►

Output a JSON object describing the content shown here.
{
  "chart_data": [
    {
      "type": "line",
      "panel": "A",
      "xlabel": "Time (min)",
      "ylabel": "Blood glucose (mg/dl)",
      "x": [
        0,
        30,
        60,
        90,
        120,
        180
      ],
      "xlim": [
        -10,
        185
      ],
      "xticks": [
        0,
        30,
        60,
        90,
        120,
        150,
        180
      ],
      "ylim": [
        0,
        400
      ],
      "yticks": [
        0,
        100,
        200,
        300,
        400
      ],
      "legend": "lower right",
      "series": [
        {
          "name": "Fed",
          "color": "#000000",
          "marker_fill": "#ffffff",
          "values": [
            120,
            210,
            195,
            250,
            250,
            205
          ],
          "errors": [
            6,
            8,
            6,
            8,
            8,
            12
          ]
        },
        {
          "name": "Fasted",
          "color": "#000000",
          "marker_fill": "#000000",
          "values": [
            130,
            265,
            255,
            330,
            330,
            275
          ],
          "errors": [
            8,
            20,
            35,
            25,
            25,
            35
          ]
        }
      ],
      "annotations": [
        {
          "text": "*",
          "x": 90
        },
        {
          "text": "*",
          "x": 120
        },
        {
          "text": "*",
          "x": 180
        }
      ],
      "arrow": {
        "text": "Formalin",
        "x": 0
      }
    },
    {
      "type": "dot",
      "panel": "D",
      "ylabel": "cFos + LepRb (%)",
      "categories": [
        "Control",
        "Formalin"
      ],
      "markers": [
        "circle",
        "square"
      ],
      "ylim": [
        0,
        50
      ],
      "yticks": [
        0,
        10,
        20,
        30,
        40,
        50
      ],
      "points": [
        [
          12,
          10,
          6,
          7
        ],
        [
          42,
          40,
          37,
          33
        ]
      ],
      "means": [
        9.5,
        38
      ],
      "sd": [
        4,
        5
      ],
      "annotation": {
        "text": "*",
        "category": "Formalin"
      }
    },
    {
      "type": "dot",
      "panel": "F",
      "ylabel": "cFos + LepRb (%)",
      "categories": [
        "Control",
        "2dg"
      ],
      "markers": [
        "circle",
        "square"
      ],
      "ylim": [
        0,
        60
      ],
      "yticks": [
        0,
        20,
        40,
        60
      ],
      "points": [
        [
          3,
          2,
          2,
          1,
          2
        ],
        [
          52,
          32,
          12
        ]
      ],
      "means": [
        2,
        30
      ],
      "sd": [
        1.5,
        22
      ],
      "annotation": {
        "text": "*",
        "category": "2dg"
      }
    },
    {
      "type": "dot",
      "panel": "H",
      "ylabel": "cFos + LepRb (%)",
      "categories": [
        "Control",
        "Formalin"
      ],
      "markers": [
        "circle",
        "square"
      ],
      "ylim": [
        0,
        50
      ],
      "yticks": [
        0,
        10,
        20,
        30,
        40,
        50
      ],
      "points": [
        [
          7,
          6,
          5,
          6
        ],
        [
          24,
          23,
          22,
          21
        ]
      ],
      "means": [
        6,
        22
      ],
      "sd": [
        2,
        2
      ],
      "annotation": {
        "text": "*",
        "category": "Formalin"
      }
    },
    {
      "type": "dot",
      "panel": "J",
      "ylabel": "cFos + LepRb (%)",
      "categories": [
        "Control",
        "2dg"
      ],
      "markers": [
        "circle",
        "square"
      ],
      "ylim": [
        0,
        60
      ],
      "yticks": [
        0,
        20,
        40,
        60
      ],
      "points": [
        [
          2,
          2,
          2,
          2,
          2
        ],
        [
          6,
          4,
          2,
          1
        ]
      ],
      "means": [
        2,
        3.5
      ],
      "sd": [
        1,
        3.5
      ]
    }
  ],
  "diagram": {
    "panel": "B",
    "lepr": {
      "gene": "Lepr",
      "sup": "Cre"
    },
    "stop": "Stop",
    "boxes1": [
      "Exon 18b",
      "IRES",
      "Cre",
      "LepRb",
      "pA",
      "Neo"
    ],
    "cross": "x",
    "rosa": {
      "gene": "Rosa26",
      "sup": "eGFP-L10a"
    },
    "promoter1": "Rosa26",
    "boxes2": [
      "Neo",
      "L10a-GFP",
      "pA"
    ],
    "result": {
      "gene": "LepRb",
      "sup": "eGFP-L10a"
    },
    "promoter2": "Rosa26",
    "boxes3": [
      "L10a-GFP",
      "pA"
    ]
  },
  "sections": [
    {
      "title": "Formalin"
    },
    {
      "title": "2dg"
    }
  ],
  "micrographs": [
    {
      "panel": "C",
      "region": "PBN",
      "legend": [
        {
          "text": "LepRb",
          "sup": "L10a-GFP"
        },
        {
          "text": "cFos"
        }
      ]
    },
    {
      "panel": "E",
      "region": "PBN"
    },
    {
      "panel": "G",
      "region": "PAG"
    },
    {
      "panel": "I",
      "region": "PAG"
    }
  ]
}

◄

PROBLEM TO WORK ON
Your task is to pick out every line with the string "panel" and copy it.

FINISHED TASK
      "panel": "A",
      "panel": "D",
      "panel": "F",
      "panel": "H",
      "panel": "J",
    "panel": "B",
      "panel": "C",
      "panel": "E",
      "panel": "G",
      "panel": "I",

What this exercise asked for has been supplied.